Short problem:
Gather up all lines that carry the word "subtitle".

Collected data:
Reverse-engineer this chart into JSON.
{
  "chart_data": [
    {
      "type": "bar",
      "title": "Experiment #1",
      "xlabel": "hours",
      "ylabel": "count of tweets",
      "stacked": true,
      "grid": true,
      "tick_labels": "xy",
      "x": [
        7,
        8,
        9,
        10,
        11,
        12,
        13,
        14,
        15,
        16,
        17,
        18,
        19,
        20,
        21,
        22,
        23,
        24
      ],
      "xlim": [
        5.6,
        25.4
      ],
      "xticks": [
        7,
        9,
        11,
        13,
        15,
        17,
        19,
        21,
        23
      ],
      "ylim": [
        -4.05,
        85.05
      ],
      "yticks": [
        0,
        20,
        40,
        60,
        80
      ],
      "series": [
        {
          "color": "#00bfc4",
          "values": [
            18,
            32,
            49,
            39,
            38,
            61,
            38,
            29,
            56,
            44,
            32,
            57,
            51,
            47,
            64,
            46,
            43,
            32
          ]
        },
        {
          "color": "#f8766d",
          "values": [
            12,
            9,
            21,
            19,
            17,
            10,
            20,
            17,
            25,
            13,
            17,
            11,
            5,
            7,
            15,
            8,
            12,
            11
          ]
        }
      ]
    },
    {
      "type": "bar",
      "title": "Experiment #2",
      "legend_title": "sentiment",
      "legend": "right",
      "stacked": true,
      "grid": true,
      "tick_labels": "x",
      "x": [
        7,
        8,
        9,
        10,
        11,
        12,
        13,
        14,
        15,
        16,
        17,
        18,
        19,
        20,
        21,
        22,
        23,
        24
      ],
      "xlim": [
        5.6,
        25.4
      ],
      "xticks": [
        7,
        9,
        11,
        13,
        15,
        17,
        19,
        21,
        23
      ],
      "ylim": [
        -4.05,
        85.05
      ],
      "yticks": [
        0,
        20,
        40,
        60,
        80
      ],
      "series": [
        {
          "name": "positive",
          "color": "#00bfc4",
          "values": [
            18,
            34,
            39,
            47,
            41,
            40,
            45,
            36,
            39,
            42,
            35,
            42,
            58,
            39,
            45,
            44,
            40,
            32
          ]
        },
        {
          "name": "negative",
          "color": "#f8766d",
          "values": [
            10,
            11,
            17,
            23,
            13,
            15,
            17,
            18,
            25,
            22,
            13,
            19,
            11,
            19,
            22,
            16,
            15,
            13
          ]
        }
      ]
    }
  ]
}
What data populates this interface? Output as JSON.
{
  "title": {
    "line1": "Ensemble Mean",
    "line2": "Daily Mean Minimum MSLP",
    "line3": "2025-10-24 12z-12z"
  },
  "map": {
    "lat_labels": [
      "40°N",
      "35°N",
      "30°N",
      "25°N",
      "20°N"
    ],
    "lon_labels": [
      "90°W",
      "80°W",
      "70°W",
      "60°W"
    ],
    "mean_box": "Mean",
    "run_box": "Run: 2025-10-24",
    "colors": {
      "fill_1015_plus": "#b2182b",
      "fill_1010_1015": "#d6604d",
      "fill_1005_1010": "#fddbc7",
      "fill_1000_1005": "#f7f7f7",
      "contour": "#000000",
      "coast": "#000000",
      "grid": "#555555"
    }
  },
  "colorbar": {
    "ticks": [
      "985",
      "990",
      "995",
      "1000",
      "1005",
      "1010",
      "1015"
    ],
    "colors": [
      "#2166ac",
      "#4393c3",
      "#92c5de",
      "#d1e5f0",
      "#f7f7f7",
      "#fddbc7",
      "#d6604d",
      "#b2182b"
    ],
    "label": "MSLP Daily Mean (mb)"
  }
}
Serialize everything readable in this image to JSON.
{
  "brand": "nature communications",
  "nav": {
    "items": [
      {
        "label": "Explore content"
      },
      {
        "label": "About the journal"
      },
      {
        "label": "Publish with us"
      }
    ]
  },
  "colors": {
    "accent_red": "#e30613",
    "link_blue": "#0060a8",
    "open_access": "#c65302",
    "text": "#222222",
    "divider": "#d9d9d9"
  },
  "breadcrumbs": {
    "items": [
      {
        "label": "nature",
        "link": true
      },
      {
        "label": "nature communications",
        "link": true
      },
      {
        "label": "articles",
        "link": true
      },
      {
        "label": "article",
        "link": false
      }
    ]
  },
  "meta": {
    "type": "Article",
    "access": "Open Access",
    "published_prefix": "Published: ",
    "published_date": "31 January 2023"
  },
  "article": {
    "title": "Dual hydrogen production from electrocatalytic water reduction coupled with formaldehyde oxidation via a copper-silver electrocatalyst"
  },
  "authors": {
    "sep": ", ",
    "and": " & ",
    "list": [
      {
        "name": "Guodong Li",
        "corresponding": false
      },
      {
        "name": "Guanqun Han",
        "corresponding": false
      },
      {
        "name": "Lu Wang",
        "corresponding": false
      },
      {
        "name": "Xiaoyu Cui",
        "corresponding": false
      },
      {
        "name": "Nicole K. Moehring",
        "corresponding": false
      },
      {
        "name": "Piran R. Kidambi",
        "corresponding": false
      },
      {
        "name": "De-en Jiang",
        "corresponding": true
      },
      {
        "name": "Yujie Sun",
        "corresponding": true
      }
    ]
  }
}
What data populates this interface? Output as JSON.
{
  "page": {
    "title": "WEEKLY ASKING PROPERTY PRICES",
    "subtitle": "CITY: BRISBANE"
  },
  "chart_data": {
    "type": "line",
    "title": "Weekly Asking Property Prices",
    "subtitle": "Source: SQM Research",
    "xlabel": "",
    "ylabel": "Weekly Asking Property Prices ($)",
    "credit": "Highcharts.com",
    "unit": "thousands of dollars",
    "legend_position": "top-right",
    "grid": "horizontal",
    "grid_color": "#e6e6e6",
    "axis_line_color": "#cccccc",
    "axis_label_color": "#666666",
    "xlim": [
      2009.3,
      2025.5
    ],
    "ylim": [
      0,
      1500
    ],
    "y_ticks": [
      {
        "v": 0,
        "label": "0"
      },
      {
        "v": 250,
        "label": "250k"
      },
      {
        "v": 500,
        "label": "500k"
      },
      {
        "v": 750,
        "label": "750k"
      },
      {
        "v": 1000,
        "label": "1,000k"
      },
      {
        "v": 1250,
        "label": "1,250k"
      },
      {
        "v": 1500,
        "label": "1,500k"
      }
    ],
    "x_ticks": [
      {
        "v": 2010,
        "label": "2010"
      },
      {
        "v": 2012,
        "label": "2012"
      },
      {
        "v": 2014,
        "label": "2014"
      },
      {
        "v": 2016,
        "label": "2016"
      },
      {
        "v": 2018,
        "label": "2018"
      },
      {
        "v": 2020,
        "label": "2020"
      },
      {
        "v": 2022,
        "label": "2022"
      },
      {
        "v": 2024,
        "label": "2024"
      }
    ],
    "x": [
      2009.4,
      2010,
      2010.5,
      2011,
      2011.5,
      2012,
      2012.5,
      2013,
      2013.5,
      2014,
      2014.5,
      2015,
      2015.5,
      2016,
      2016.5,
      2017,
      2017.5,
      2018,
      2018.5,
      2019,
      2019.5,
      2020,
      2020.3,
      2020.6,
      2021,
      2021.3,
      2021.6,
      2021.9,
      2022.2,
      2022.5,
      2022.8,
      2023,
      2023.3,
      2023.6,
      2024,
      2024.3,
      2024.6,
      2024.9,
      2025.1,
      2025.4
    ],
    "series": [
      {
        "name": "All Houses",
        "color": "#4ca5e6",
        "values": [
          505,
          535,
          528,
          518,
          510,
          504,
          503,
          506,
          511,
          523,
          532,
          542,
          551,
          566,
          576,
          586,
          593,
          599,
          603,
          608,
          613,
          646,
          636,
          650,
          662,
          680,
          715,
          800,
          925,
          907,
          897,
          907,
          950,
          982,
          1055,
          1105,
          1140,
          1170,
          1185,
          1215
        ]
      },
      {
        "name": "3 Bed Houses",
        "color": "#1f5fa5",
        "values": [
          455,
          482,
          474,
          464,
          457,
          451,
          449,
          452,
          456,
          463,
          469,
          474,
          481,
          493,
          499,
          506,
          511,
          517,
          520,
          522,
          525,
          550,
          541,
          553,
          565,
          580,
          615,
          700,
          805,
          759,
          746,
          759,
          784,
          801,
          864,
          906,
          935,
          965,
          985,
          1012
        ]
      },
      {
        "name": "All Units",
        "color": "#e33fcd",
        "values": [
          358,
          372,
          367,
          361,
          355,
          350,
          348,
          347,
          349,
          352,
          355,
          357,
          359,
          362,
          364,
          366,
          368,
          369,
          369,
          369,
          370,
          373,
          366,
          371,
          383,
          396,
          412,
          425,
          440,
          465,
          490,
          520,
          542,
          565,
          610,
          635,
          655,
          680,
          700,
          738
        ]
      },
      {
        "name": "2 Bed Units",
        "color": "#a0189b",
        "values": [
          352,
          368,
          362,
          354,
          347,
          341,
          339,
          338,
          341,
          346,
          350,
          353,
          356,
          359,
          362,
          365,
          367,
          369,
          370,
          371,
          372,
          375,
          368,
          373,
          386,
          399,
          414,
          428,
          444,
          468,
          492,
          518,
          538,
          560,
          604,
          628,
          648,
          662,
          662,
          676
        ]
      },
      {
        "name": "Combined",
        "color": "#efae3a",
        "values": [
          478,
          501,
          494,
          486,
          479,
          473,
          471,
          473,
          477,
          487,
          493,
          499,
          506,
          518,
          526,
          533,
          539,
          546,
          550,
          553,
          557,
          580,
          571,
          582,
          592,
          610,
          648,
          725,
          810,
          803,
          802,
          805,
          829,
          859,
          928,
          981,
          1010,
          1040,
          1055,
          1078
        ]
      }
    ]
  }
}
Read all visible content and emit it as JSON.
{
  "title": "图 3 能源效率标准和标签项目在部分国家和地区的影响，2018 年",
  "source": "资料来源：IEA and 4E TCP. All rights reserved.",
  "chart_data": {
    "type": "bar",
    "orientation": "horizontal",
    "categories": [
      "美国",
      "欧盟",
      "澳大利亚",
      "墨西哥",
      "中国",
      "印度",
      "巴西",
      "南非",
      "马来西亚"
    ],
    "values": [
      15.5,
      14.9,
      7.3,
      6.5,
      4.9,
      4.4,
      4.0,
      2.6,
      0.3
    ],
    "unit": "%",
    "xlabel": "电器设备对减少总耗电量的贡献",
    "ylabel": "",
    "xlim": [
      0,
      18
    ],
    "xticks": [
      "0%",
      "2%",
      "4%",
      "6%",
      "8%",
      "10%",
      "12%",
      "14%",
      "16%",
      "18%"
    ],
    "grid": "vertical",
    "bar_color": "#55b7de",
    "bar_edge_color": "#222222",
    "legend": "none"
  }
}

The answer:
    "subtitle": "CITY: BRISBANE"
    "subtitle": "Source: SQM Research",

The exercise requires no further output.